» Exercise prompt
Take each line that has the word "times" and return it.

----- Dataset content -----

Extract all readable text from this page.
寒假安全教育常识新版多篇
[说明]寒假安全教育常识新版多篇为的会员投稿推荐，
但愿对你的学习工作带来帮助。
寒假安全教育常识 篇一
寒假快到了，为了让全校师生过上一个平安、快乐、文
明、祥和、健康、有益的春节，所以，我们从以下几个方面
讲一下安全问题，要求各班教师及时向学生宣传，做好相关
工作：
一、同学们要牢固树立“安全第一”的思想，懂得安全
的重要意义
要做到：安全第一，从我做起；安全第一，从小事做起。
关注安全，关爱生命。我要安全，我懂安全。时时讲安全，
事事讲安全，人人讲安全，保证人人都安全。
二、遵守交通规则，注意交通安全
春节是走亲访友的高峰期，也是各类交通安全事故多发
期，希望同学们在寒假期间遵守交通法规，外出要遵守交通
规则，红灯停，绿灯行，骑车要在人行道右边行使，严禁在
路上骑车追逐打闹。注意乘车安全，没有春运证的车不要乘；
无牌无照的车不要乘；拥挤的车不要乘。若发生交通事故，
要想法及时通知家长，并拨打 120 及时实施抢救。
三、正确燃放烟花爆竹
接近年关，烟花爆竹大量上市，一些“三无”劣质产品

-----
----- Dataset content -----

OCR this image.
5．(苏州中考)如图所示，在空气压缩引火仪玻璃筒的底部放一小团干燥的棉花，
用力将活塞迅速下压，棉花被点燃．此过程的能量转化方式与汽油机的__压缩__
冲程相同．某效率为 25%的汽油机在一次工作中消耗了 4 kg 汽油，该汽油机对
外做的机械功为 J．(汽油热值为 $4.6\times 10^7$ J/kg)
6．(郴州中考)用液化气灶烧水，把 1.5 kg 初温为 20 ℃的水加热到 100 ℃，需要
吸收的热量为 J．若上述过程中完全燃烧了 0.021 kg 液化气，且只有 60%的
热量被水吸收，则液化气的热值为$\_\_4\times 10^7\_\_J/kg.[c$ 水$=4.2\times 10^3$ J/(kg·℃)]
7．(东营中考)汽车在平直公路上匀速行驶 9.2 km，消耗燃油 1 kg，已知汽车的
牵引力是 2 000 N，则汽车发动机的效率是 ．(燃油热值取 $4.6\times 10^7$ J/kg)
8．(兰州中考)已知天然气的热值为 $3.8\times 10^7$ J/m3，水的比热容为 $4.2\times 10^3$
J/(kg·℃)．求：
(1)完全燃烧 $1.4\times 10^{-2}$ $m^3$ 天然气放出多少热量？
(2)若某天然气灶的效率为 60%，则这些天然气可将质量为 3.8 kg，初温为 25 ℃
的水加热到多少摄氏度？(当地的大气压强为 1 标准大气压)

-----

» Reply
外做的机械功为 J．(汽油热值为 $4.6\times 10^7$ J/kg)
热量被水吸收，则液化气的热值为$\_\_4\times 10^7\_\_J/kg.[c$ 水$=4.2\times 10^3$ J/(kg·℃)]
牵引力是 2 000 N，则汽车发动机的效率是 ．(燃油热值取 $4.6\times 10^7$ J/kg)
8．(兰州中考)已知天然气的热值为 $3.8\times 10^7$ J/m3，水的比热容为 $4.2\times 10^3$
(1)完全燃烧 $1.4\times 10^{-2}$ $m^3$ 天然气放出多少热量？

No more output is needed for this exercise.